* Task directions *
Where a line in the listing below contains the word "года", copy that line.

* Records for processing *
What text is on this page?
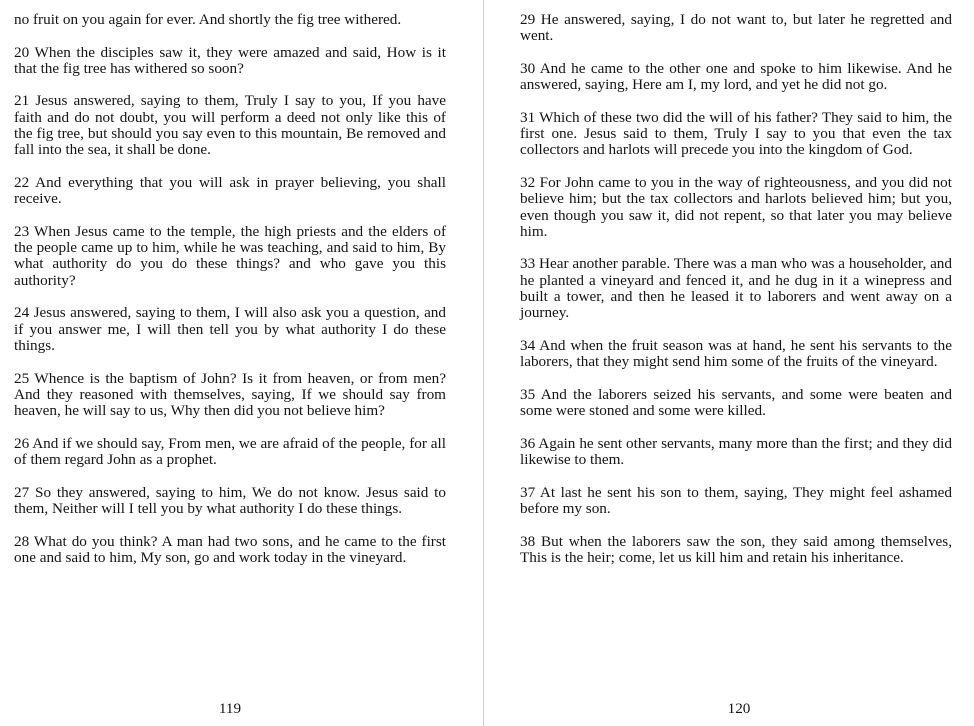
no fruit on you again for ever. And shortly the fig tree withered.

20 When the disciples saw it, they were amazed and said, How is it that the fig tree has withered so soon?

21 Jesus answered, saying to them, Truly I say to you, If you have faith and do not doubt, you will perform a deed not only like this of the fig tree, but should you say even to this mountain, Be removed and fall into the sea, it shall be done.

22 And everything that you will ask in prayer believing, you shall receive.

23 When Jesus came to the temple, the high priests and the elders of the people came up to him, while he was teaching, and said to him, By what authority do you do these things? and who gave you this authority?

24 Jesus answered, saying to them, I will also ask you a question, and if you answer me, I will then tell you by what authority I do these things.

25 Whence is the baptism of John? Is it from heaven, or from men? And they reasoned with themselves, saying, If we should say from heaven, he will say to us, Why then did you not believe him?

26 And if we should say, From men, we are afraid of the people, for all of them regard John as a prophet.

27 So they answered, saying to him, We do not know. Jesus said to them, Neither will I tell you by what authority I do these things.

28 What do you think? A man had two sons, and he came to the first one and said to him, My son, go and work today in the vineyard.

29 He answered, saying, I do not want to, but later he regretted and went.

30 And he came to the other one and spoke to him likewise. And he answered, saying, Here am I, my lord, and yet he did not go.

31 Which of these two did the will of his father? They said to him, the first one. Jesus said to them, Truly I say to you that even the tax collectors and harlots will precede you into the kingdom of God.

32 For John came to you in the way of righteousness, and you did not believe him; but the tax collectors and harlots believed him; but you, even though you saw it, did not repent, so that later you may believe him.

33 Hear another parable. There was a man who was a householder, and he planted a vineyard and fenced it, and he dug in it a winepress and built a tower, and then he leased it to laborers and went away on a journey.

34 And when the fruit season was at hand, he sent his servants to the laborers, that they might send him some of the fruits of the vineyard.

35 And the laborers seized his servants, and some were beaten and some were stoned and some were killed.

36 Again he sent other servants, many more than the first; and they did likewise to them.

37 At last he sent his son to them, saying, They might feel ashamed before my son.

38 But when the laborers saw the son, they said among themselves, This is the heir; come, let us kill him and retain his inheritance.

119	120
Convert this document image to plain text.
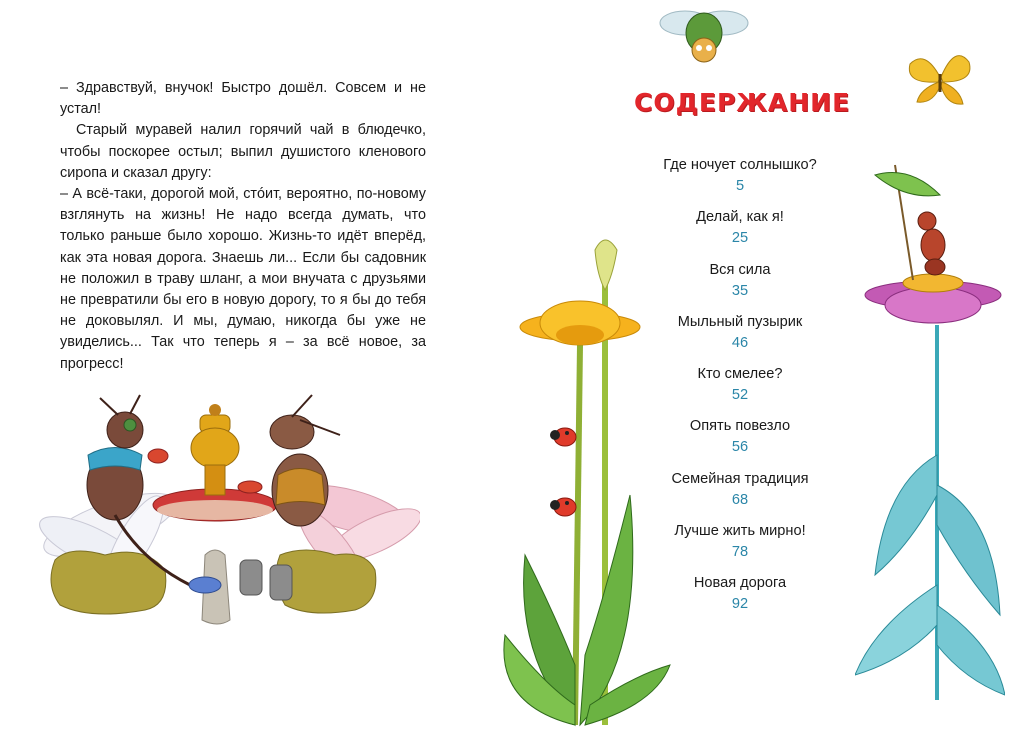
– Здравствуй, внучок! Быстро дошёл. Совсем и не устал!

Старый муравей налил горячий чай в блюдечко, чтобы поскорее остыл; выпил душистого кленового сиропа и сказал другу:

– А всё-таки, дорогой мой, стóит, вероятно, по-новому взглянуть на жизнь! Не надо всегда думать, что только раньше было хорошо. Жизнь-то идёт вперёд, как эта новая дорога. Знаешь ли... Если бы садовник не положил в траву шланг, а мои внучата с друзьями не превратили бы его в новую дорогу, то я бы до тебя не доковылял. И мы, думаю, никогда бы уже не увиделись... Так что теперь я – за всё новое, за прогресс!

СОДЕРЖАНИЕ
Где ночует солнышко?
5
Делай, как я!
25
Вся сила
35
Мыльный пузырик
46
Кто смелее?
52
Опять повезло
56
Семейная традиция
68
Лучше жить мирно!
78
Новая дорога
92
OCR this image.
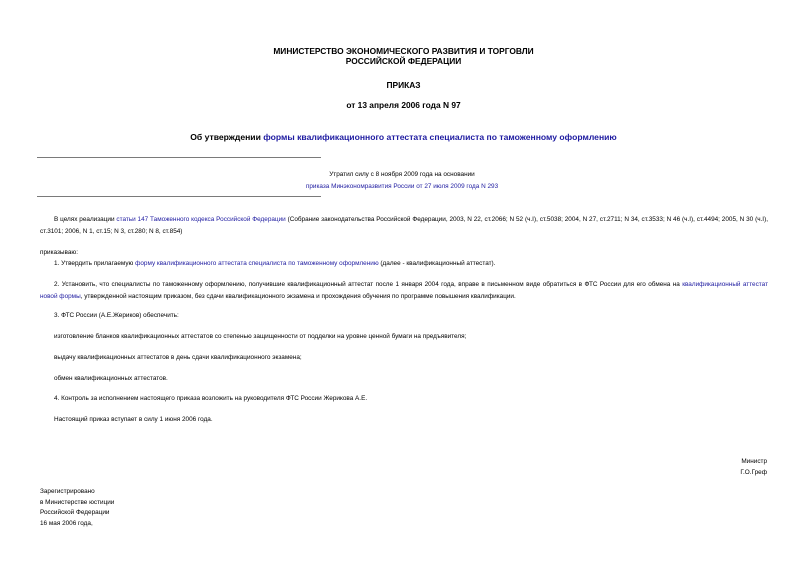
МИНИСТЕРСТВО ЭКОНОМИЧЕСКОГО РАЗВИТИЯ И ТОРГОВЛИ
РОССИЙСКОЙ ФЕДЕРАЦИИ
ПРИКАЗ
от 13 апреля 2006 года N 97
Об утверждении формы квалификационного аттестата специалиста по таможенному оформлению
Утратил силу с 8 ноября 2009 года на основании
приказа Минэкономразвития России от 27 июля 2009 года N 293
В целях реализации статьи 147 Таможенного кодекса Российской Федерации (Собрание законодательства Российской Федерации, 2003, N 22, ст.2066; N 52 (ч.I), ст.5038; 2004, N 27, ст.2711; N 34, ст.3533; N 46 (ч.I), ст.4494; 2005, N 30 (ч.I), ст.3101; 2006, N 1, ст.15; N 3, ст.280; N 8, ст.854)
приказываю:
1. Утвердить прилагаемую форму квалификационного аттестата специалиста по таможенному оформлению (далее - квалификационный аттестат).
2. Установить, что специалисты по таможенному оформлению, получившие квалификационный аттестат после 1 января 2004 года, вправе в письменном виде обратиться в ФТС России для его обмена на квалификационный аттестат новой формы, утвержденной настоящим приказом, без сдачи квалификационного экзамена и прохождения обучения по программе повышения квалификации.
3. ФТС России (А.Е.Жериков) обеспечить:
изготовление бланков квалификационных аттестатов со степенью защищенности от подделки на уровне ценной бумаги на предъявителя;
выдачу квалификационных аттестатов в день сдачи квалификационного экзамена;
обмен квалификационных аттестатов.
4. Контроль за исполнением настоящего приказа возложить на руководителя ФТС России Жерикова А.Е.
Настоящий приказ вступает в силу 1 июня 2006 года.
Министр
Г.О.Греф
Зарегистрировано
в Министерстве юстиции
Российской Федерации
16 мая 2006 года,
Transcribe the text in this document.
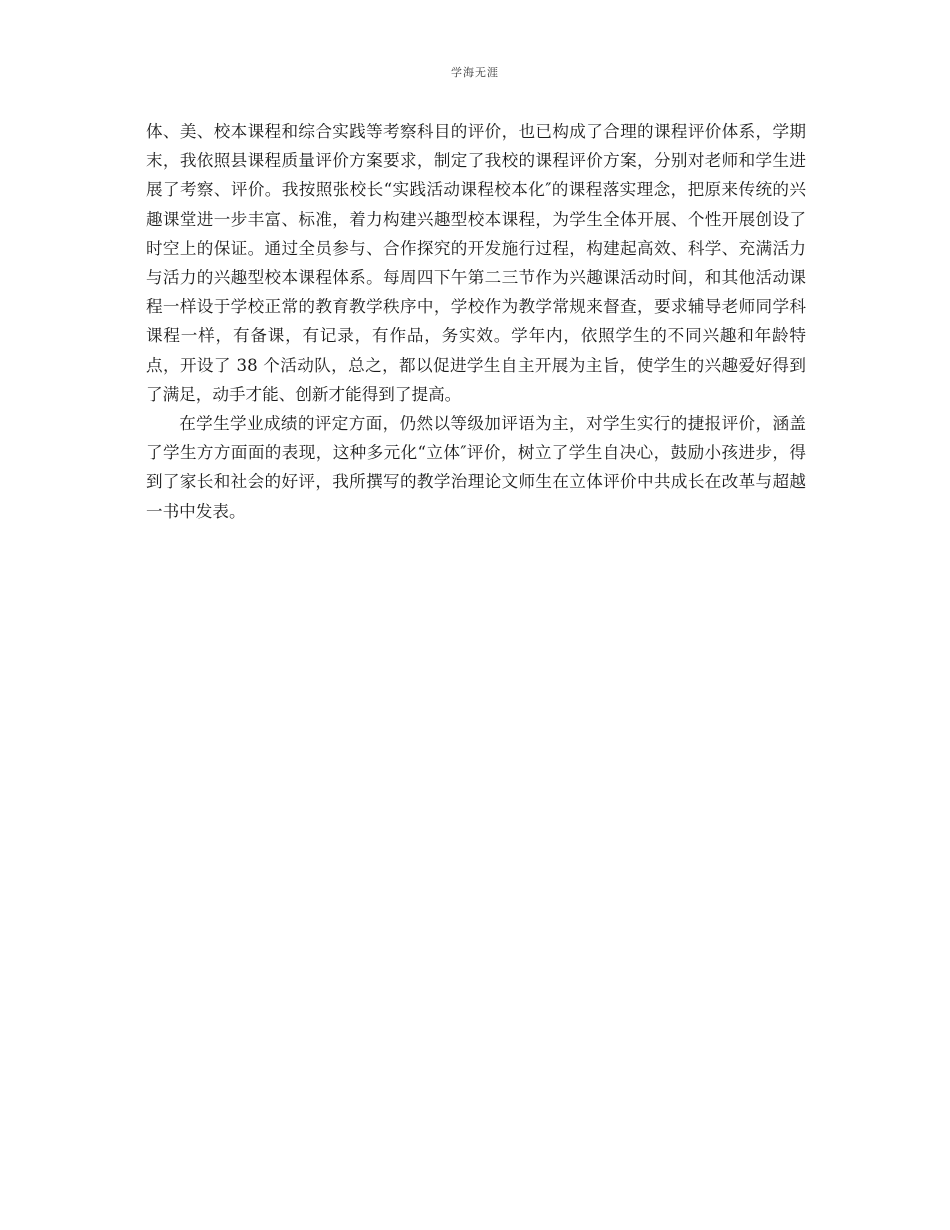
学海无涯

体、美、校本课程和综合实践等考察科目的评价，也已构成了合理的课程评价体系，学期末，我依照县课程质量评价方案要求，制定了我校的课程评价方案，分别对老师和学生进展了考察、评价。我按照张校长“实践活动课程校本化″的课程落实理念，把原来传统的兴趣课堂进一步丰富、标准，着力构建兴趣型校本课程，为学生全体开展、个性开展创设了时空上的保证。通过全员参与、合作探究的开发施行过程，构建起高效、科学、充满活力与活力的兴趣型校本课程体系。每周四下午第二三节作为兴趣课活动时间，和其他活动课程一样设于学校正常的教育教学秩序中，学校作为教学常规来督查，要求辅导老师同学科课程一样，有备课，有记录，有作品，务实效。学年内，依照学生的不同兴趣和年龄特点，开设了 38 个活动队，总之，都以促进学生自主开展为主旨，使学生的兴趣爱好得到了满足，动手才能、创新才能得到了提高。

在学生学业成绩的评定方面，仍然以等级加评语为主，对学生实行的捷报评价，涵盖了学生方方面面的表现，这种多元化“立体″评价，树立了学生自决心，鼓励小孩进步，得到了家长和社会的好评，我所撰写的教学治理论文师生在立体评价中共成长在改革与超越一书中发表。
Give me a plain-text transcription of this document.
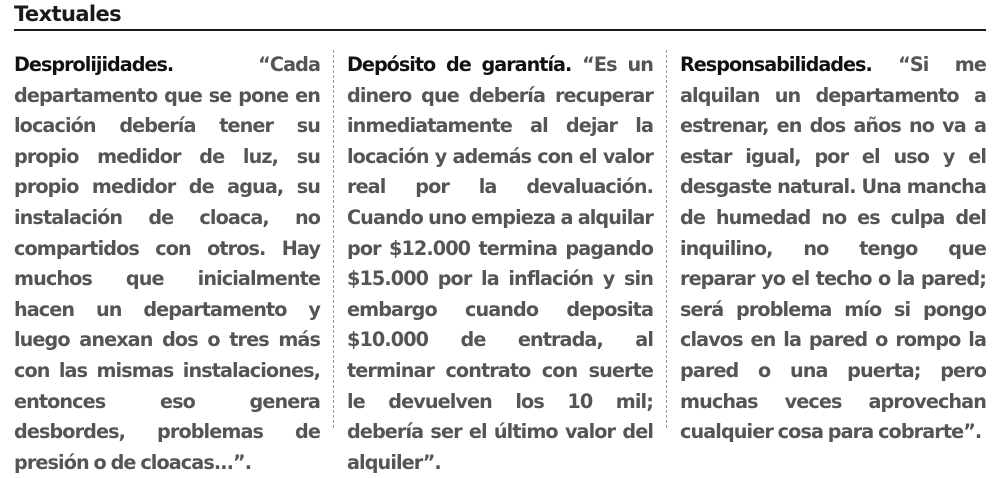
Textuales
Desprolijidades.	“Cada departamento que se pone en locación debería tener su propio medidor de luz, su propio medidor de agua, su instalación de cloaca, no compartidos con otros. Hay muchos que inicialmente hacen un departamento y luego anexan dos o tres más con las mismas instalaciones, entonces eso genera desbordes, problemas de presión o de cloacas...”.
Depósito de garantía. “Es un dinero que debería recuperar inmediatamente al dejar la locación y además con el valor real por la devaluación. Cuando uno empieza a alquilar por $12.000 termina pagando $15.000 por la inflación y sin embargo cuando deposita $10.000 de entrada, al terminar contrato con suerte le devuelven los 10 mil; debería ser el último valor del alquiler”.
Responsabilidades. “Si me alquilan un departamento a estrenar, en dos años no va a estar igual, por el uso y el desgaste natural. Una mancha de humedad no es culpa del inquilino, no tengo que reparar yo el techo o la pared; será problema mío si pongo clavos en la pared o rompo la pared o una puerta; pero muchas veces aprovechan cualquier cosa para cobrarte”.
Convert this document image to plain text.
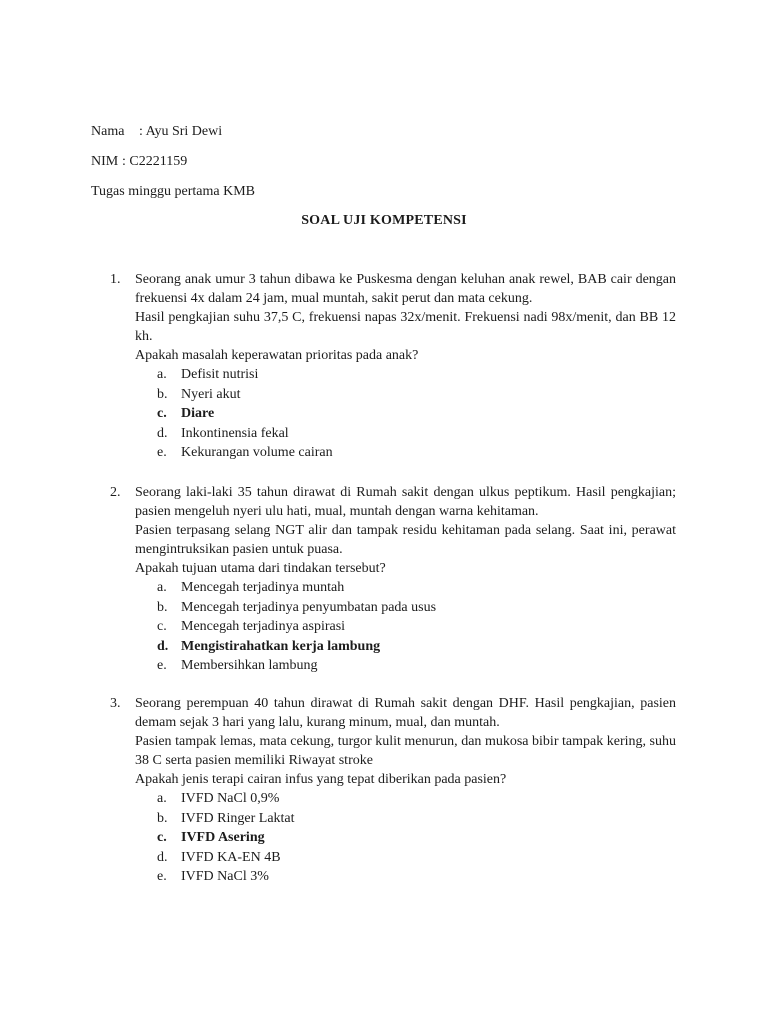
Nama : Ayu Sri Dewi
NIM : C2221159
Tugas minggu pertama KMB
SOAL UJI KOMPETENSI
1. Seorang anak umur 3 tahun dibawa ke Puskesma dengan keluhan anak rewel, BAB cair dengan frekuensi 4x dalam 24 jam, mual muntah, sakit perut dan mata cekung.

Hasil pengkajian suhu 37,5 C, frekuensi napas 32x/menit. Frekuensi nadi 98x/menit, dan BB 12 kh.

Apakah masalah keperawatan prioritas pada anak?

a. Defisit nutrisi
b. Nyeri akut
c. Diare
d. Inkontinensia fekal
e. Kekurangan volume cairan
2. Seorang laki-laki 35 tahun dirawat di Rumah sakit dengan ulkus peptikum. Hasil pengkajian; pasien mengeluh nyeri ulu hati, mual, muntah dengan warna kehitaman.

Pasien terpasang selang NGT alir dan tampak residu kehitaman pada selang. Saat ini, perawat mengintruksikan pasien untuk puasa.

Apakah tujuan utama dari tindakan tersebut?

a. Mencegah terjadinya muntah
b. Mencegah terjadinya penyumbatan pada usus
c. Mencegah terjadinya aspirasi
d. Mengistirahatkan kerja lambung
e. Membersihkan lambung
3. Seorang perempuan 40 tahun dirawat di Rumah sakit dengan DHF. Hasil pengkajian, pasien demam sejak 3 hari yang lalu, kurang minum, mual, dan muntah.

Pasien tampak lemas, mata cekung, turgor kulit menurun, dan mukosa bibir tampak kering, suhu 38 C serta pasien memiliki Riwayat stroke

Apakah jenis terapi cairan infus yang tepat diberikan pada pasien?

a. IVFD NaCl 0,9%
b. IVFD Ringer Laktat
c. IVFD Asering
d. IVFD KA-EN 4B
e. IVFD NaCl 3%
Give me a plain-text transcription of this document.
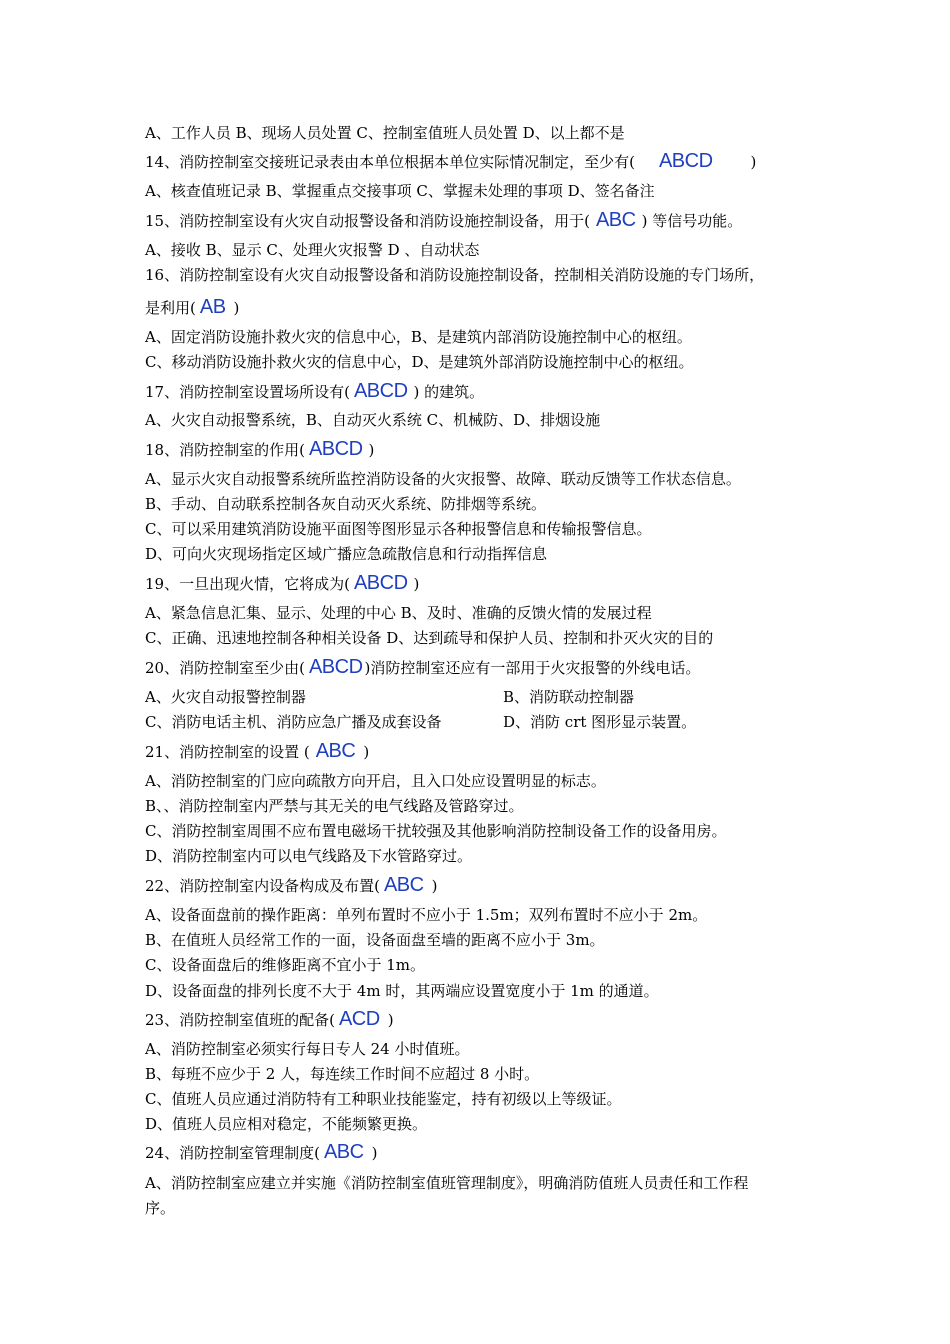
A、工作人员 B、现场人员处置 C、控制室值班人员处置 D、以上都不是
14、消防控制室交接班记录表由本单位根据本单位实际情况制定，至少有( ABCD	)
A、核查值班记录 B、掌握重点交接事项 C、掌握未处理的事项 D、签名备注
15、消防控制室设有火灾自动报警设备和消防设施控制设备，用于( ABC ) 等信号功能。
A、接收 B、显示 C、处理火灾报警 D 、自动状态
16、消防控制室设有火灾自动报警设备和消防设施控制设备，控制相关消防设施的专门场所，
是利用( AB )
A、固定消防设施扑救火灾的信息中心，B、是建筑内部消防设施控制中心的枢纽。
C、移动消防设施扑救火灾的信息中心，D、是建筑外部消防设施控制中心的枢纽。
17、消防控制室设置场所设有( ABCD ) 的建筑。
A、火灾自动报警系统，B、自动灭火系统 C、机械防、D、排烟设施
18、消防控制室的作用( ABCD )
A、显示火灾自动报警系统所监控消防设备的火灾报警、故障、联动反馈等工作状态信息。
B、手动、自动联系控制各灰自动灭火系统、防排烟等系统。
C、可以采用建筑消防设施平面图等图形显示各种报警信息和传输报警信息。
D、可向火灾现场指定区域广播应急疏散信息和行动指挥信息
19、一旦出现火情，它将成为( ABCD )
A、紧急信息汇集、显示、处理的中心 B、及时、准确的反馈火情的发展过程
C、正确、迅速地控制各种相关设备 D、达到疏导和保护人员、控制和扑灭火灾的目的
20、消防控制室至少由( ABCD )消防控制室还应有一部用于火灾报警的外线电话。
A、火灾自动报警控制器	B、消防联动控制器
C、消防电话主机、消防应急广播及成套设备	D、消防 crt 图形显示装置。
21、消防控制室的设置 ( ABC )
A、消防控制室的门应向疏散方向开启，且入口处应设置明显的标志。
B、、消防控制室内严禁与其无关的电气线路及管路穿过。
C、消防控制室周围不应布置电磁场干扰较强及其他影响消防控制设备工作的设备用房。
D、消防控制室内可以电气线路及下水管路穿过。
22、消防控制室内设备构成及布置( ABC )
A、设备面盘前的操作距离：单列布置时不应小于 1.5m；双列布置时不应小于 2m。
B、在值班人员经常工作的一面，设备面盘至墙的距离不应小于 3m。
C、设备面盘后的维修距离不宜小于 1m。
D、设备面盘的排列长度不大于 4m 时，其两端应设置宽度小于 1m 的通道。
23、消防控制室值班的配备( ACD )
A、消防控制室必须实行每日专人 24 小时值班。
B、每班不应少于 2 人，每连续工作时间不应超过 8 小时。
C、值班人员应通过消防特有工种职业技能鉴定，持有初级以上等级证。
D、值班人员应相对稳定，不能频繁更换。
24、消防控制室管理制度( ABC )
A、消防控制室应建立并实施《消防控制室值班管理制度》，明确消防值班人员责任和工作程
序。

* Solution for this task *
от 13 апреля 2006 года N 97
Утратил силу с 8 ноября 2009 года на основании
приказа Минэкономразвития России от 27 июля 2009 года N 293
2. Установить, что специалисты по таможенному оформлению, получившие квалификационный аттестат после 1 января 2004 года, вправе в письменном виде обратиться в ФТС России для его обмена на квалификационный аттестат новой формы, утвержденной настоящим приказом, без сдачи квалификационного экзамена и прохождения обучения по программе повышения квалификации.
Настоящий приказ вступает в силу 1 июня 2006 года.
16 мая 2006 года,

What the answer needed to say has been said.